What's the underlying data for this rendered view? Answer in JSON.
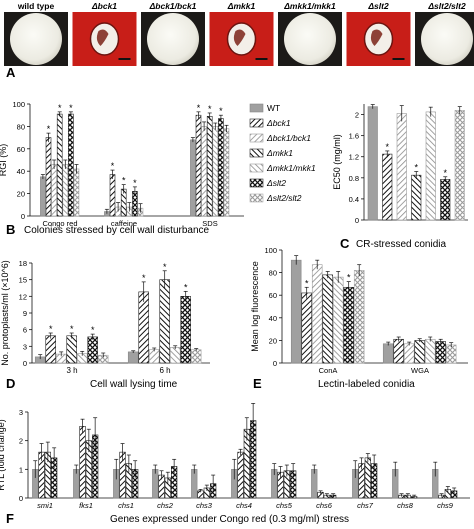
{
  "colony_labels": [
    "wild type",
    "Δbck1",
    "Δbck1/bck1",
    "Δmkk1",
    "Δmkk1/mkk1",
    "Δslt2",
    "Δslt2/slt2"
  ],
  "colony_backgrounds": [
    "#1c1a18",
    "#c81e18",
    "#1c1a18",
    "#c81e18",
    "#1c1a18",
    "#c81e18",
    "#1c1a18"
  ],
  "panel_letters": {
    "a": "A",
    "b": "B",
    "c": "C",
    "d": "D",
    "e": "E",
    "f": "F"
  },
  "legend": [
    "WT",
    "Δbck1",
    "Δbck1/bck1",
    "Δmkk1",
    "Δmkk1/mkk1",
    "Δslt2",
    "Δslt2/slt2"
  ],
  "chart_data": [
    {
      "id": "B",
      "type": "bar",
      "title": "",
      "caption": "Colonies stressed by cell wall disturbance",
      "xlabel": "",
      "ylabel": "RGI (%)",
      "ylim": [
        0,
        100
      ],
      "yticks": [
        0,
        20,
        40,
        60,
        80,
        100
      ],
      "categories": [
        "Congo red",
        "caffeine",
        "SDS"
      ],
      "series": [
        {
          "name": "WT",
          "values": [
            35,
            4,
            68
          ],
          "errors": [
            2,
            2,
            2
          ],
          "sig": [
            false,
            false,
            false
          ]
        },
        {
          "name": "Δbck1",
          "values": [
            70,
            37,
            90
          ],
          "errors": [
            4,
            4,
            3
          ],
          "sig": [
            true,
            true,
            true
          ]
        },
        {
          "name": "Δbck1/bck1",
          "values": [
            46,
            8,
            80
          ],
          "errors": [
            4,
            4,
            4
          ],
          "sig": [
            false,
            false,
            false
          ]
        },
        {
          "name": "Δmkk1",
          "values": [
            91,
            24,
            89
          ],
          "errors": [
            2,
            4,
            3
          ],
          "sig": [
            true,
            true,
            true
          ]
        },
        {
          "name": "Δmkk1/mkk1",
          "values": [
            46,
            8,
            80
          ],
          "errors": [
            4,
            4,
            3
          ],
          "sig": [
            false,
            false,
            false
          ]
        },
        {
          "name": "Δslt2",
          "values": [
            91,
            22,
            87
          ],
          "errors": [
            2,
            4,
            3
          ],
          "sig": [
            true,
            true,
            true
          ]
        },
        {
          "name": "Δslt2/slt2",
          "values": [
            42,
            7,
            78
          ],
          "errors": [
            4,
            4,
            3
          ],
          "sig": [
            false,
            false,
            false
          ]
        }
      ]
    },
    {
      "id": "C",
      "type": "bar",
      "title": "",
      "caption": "CR-stressed conidia",
      "xlabel": "",
      "ylabel": "EC50 (mg/ml)",
      "ylim": [
        0,
        2.2
      ],
      "yticks": [
        0,
        0.4,
        0.8,
        1.2,
        1.6,
        2.0
      ],
      "categories": [
        "WT",
        "Δbck1",
        "Δbck1/bck1",
        "Δmkk1",
        "Δmkk1/mkk1",
        "Δslt2",
        "Δslt2/slt2"
      ],
      "values": [
        2.15,
        1.25,
        2.02,
        0.85,
        2.05,
        0.77,
        2.08
      ],
      "errors": [
        0.04,
        0.06,
        0.15,
        0.07,
        0.09,
        0.05,
        0.07
      ],
      "sig": [
        false,
        true,
        false,
        true,
        false,
        true,
        false
      ]
    },
    {
      "id": "D",
      "type": "bar",
      "title": "",
      "caption": "Cell wall lysing time",
      "xlabel": "",
      "ylabel": "No. protoplasts/ml (×10^6)",
      "ylim": [
        0,
        18
      ],
      "yticks": [
        0,
        3,
        6,
        9,
        12,
        15,
        18
      ],
      "categories": [
        "3 h",
        "6 h"
      ],
      "series": [
        {
          "name": "WT",
          "values": [
            1.1,
            2.0
          ],
          "errors": [
            0.4,
            0.2
          ],
          "sig": [
            false,
            false
          ]
        },
        {
          "name": "Δbck1",
          "values": [
            4.9,
            12.8
          ],
          "errors": [
            0.5,
            1.8
          ],
          "sig": [
            true,
            true
          ]
        },
        {
          "name": "Δbck1/bck1",
          "values": [
            1.6,
            2.4
          ],
          "errors": [
            0.4,
            0.3
          ],
          "sig": [
            false,
            false
          ]
        },
        {
          "name": "Δmkk1",
          "values": [
            4.9,
            15.0
          ],
          "errors": [
            0.5,
            1.6
          ],
          "sig": [
            true,
            true
          ]
        },
        {
          "name": "Δmkk1/mkk1",
          "values": [
            1.7,
            2.8
          ],
          "errors": [
            0.4,
            0.3
          ],
          "sig": [
            false,
            false
          ]
        },
        {
          "name": "Δslt2",
          "values": [
            4.7,
            12.0
          ],
          "errors": [
            0.5,
            0.9
          ],
          "sig": [
            true,
            true
          ]
        },
        {
          "name": "Δslt2/slt2",
          "values": [
            1.4,
            2.4
          ],
          "errors": [
            0.4,
            0.2
          ],
          "sig": [
            false,
            false
          ]
        }
      ]
    },
    {
      "id": "E",
      "type": "bar",
      "title": "",
      "caption": "Lectin-labeled conidia",
      "xlabel": "",
      "ylabel": "Mean log fluorescence",
      "ylim": [
        0,
        100
      ],
      "yticks": [
        0,
        20,
        40,
        60,
        80,
        100
      ],
      "categories": [
        "ConA",
        "WGA"
      ],
      "series": [
        {
          "name": "WT",
          "values": [
            91,
            17
          ],
          "errors": [
            4,
            1.5
          ],
          "sig": [
            false,
            false
          ]
        },
        {
          "name": "Δbck1",
          "values": [
            62,
            21
          ],
          "errors": [
            5,
            2
          ],
          "sig": [
            true,
            false
          ]
        },
        {
          "name": "Δbck1/bck1",
          "values": [
            87,
            17
          ],
          "errors": [
            4,
            1.5
          ],
          "sig": [
            false,
            false
          ]
        },
        {
          "name": "Δmkk1",
          "values": [
            78,
            20
          ],
          "errors": [
            3,
            1.5
          ],
          "sig": [
            false,
            false
          ]
        },
        {
          "name": "Δmkk1/mkk1",
          "values": [
            76,
            21
          ],
          "errors": [
            5,
            2
          ],
          "sig": [
            false,
            false
          ]
        },
        {
          "name": "Δslt2",
          "values": [
            67,
            19
          ],
          "errors": [
            5,
            2
          ],
          "sig": [
            true,
            false
          ]
        },
        {
          "name": "Δslt2/slt2",
          "values": [
            82,
            16
          ],
          "errors": [
            5,
            2
          ],
          "sig": [
            false,
            false
          ]
        }
      ]
    },
    {
      "id": "F",
      "type": "bar",
      "title": "",
      "caption": "Genes expressed under Congo red (0.3 mg/ml) stress",
      "xlabel": "",
      "ylabel": "RTL (fold change)",
      "ylim": [
        0,
        3
      ],
      "yticks": [
        0,
        1,
        2,
        3
      ],
      "categories": [
        "smi1",
        "fks1",
        "chs1",
        "chs2",
        "chs3",
        "chs4",
        "chs5",
        "chs6",
        "chs7",
        "chs8",
        "chs9"
      ],
      "series": [
        {
          "name": "WT",
          "values": [
            1.0,
            1.0,
            1.0,
            1.0,
            1.0,
            1.0,
            1.0,
            1.0,
            1.0,
            1.0,
            1.0
          ],
          "errors": [
            0.3,
            0.15,
            0.35,
            0.15,
            0.15,
            0.35,
            0.2,
            0.15,
            0.3,
            0.25,
            0.25
          ]
        },
        {
          "name": "Δbck1",
          "values": [
            1.6,
            2.5,
            1.6,
            0.8,
            0.25,
            1.6,
            0.9,
            0.2,
            1.2,
            0.1,
            0.1
          ],
          "errors": [
            0.3,
            0.25,
            0.3,
            0.15,
            0.05,
            0.1,
            0.2,
            0.05,
            0.2,
            0.05,
            0.05
          ]
        },
        {
          "name": "Δmkk1",
          "values": [
            1.6,
            2.0,
            1.2,
            0.7,
            0.35,
            2.4,
            0.95,
            0.1,
            1.4,
            0.1,
            0.3
          ],
          "errors": [
            0.35,
            0.4,
            0.3,
            0.2,
            0.1,
            0.4,
            0.2,
            0.05,
            0.15,
            0.05,
            0.1
          ]
        },
        {
          "name": "Δslt2",
          "values": [
            1.4,
            2.2,
            1.0,
            1.1,
            0.5,
            2.7,
            0.95,
            0.1,
            1.2,
            0.05,
            0.25
          ],
          "errors": [
            0.35,
            0.6,
            0.3,
            0.25,
            0.3,
            0.6,
            0.25,
            0.05,
            0.3,
            0.05,
            0.1
          ]
        }
      ]
    }
  ]
}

TASK TO CARRY OUT — After reading the entries above, state the number of lines that contain the word "conidia", adding nothing else.

RESPONSE — 2